*** Task data ***

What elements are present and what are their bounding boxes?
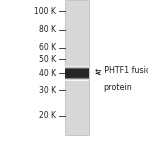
Bar	[65, 70, 89, 77]
Bar	[65, 68, 89, 78]
Text: ← PHTF1 fusion: ← PHTF1 fusion	[95, 66, 148, 75]
Bar	[65, 66, 89, 81]
Bar	[65, 66, 89, 80]
Bar	[65, 66, 89, 80]
Bar	[65, 0, 89, 135]
Bar	[65, 69, 89, 78]
Bar	[65, 68, 89, 78]
Bar	[65, 68, 89, 79]
Bar	[65, 68, 89, 79]
Bar	[65, 66, 89, 81]
Bar	[65, 69, 89, 78]
Bar	[65, 66, 89, 81]
Bar	[65, 69, 89, 77]
Text: protein: protein	[104, 83, 132, 92]
Text: 100 K: 100 K	[34, 7, 56, 16]
Bar	[65, 67, 89, 79]
Text: 50 K: 50 K	[39, 55, 56, 64]
Bar	[65, 67, 89, 80]
Bar	[65, 67, 89, 80]
Text: 30 K: 30 K	[39, 86, 56, 95]
Bar	[65, 67, 89, 80]
Text: 60 K: 60 K	[39, 43, 56, 52]
Bar	[65, 67, 89, 80]
Bar	[65, 69, 89, 78]
Bar	[65, 67, 89, 79]
Text: 20 K: 20 K	[39, 111, 56, 120]
Text: 80 K: 80 K	[39, 25, 56, 34]
Bar	[65, 68, 89, 79]
Bar	[65, 67, 89, 80]
Bar	[65, 69, 89, 77]
Bar	[65, 69, 89, 78]
Bar	[65, 68, 89, 79]
Bar	[65, 69, 89, 78]
Text: 40 K: 40 K	[39, 69, 56, 78]
Bar	[65, 67, 89, 80]
Bar	[65, 66, 89, 81]
Bar	[65, 66, 89, 81]
Bar	[65, 68, 89, 79]
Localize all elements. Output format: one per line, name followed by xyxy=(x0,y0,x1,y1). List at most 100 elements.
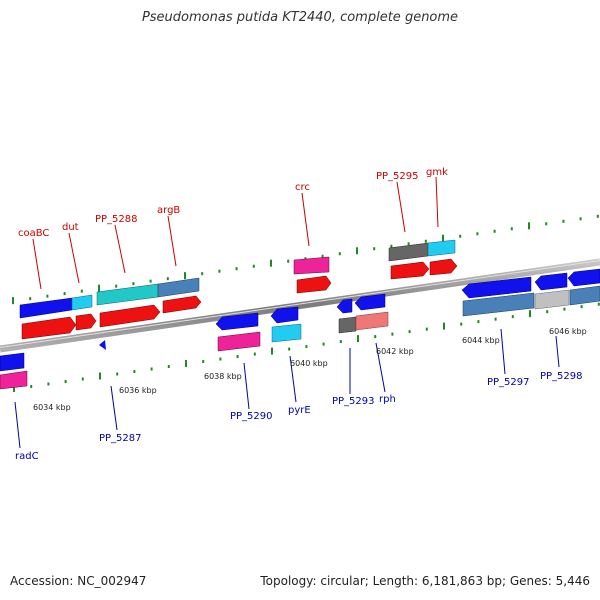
kbp-label: 6040 kbp xyxy=(290,359,328,368)
genome-backbone-highlight xyxy=(0,260,600,348)
gene-gmk[interactable] xyxy=(427,239,456,257)
label-coaBC: coaBC xyxy=(18,228,49,239)
tick-mark xyxy=(47,382,50,386)
tick-mark xyxy=(477,320,480,324)
tick-mark xyxy=(202,360,205,364)
tick-mark xyxy=(149,279,152,283)
tick-mark xyxy=(184,272,186,280)
kbp-label: 6034 kbp xyxy=(33,403,71,412)
label-PP_5298: PP_5298 xyxy=(540,371,583,382)
gene-PP_5297-b[interactable] xyxy=(462,292,535,317)
tick-mark xyxy=(252,264,255,268)
gene-PP_5295-cds[interactable] xyxy=(390,261,430,280)
tick-mark xyxy=(580,305,583,309)
gene-PP_5295[interactable] xyxy=(388,242,429,262)
tick-mark xyxy=(356,247,358,255)
tick-mark xyxy=(528,222,530,230)
label-PP_5293: PP_5293 xyxy=(332,396,375,407)
gene-rph[interactable] xyxy=(354,293,386,311)
gene-pyrE-b[interactable] xyxy=(271,323,302,343)
label-PP_5295: PP_5295 xyxy=(376,171,419,182)
tick-mark xyxy=(357,335,359,343)
tick-mark xyxy=(424,239,427,243)
tick-mark xyxy=(150,367,153,371)
gene-argB[interactable] xyxy=(157,277,200,298)
gene-PP_5287[interactable] xyxy=(99,340,106,350)
map-title: Pseudomonas putida KT2440, complete geno… xyxy=(141,10,459,25)
label-PP_5288: PP_5288 xyxy=(95,214,138,225)
tick-mark xyxy=(391,332,394,336)
tick-mark xyxy=(322,342,325,346)
tick-mark xyxy=(562,219,565,223)
tick-mark xyxy=(425,327,428,331)
tick-mark xyxy=(185,360,187,368)
tick-mark xyxy=(579,217,582,221)
tick-mark xyxy=(64,379,67,383)
tick-mark xyxy=(253,352,256,356)
reverse-strand-genes xyxy=(0,268,600,390)
forward-strand-genes xyxy=(19,239,458,340)
gene-argB-cds[interactable] xyxy=(162,295,202,314)
gene-coaBC-cds[interactable] xyxy=(21,316,77,340)
gene-coaBC-b[interactable] xyxy=(71,294,93,311)
tick-mark xyxy=(13,384,15,392)
gene-PP_5290-b[interactable] xyxy=(217,331,261,352)
tick-mark xyxy=(63,292,66,296)
label-pyrE: pyrE xyxy=(288,405,311,416)
gene-PP_5298[interactable] xyxy=(534,272,568,291)
tick-mark xyxy=(236,355,239,359)
tick-mark xyxy=(545,222,548,226)
kbp-label: 6036 kbp xyxy=(119,386,157,395)
kbp-scale-labels: 6034 kbp 6036 kbp 6038 kbp 6040 kbp 6042… xyxy=(33,327,587,412)
tick-mark xyxy=(321,254,324,258)
gene-PP_5290[interactable] xyxy=(215,312,259,331)
gene-crc-cds[interactable] xyxy=(296,275,332,294)
gene-PP_5293[interactable] xyxy=(336,298,353,314)
tick-mark xyxy=(29,297,32,301)
tick-mark xyxy=(510,227,513,231)
tick-mark xyxy=(270,259,272,267)
gene-PP_5293-b[interactable] xyxy=(338,316,357,334)
tick-mark xyxy=(218,269,221,273)
gene-PP_5298-b[interactable] xyxy=(534,289,570,310)
reverse-leader-lines xyxy=(14,328,560,449)
gene-gmk-cds[interactable] xyxy=(429,258,458,276)
tick-mark xyxy=(133,370,136,374)
forward-leader-lines xyxy=(32,176,439,290)
label-crc: crc xyxy=(295,182,310,193)
gene-coaBC[interactable] xyxy=(19,297,73,319)
gene-PP_5288-cds[interactable] xyxy=(99,304,161,328)
accession-text: Accession: NC_002947 xyxy=(10,574,147,588)
tick-mark xyxy=(132,282,135,286)
tick-mark xyxy=(494,317,497,321)
tick-mark xyxy=(304,257,307,261)
gene-pyrE[interactable] xyxy=(270,306,299,324)
tick-mark xyxy=(563,307,566,311)
label-argB: argB xyxy=(157,205,180,216)
tick-mark xyxy=(373,247,376,251)
tick-marks xyxy=(12,214,600,392)
tick-mark xyxy=(338,252,341,256)
gene-PP_5299-b[interactable] xyxy=(569,285,600,306)
gene-radC[interactable] xyxy=(0,352,25,372)
gene-dut-cds[interactable] xyxy=(75,313,97,331)
label-PP_5287: PP_5287 xyxy=(99,433,142,444)
gene-radC-b[interactable] xyxy=(0,370,28,390)
tick-mark xyxy=(442,234,444,242)
gene-rph-b[interactable] xyxy=(355,311,389,331)
tick-mark xyxy=(46,294,49,298)
gene-PP_5288[interactable] xyxy=(96,283,159,306)
gene-PP_5297[interactable] xyxy=(461,276,532,299)
tick-mark xyxy=(167,365,170,369)
tick-mark xyxy=(305,345,308,349)
tick-mark xyxy=(390,244,393,248)
gene-PP_5299[interactable] xyxy=(567,268,600,287)
tick-mark xyxy=(116,372,119,376)
kbp-label: 6044 kbp xyxy=(462,336,500,345)
tick-mark xyxy=(460,322,463,326)
tick-mark xyxy=(219,357,222,361)
gene-crc[interactable] xyxy=(293,256,330,275)
tick-mark xyxy=(99,372,101,380)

*** End of Task data ***

(Problem to solve):
Please show every line of the material that contains the string "reverse".

(Task answer):
reverse-strand-genes xyxy=(0,268,600,390)
reverse-leader-lines xyxy=(14,328,560,449)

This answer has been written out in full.